[Dataset entries]
—————

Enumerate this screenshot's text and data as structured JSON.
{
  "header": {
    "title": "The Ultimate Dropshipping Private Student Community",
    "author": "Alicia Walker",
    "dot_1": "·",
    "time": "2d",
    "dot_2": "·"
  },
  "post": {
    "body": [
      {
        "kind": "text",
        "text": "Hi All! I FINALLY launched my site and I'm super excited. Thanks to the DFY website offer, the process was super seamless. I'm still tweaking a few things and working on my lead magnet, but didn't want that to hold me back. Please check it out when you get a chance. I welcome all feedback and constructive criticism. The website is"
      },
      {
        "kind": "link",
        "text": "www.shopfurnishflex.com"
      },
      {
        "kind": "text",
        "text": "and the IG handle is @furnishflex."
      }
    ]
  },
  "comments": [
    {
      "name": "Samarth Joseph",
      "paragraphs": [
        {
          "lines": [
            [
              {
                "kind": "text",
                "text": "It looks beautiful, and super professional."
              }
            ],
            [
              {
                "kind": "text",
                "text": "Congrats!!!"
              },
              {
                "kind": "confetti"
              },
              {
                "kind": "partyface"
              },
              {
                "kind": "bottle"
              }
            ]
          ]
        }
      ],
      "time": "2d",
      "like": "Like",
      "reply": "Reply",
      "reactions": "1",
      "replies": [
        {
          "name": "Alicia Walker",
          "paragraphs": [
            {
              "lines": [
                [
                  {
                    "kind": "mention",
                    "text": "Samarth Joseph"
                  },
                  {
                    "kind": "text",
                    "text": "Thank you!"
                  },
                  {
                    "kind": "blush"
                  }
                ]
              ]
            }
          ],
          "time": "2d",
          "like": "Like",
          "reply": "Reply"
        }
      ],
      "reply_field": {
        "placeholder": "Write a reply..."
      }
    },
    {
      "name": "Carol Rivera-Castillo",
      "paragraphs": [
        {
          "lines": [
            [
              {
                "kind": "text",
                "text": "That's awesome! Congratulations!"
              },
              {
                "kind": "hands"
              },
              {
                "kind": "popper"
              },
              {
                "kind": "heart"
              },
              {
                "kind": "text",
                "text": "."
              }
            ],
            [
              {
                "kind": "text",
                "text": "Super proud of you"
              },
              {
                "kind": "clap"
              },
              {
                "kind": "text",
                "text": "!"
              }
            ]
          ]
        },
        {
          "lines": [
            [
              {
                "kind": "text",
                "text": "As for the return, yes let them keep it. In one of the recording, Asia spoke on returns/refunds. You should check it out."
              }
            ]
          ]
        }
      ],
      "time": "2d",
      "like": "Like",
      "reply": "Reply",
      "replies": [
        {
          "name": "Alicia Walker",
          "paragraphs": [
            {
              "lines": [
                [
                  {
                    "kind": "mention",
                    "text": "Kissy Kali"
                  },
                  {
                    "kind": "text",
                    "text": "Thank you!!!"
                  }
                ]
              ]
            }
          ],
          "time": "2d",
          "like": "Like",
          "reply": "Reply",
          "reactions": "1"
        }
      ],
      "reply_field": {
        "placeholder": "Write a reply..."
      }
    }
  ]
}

—————

### Short problem
In the material above, tally every line with the string "Samarth" in it, then give that number alone.

### Finished task
2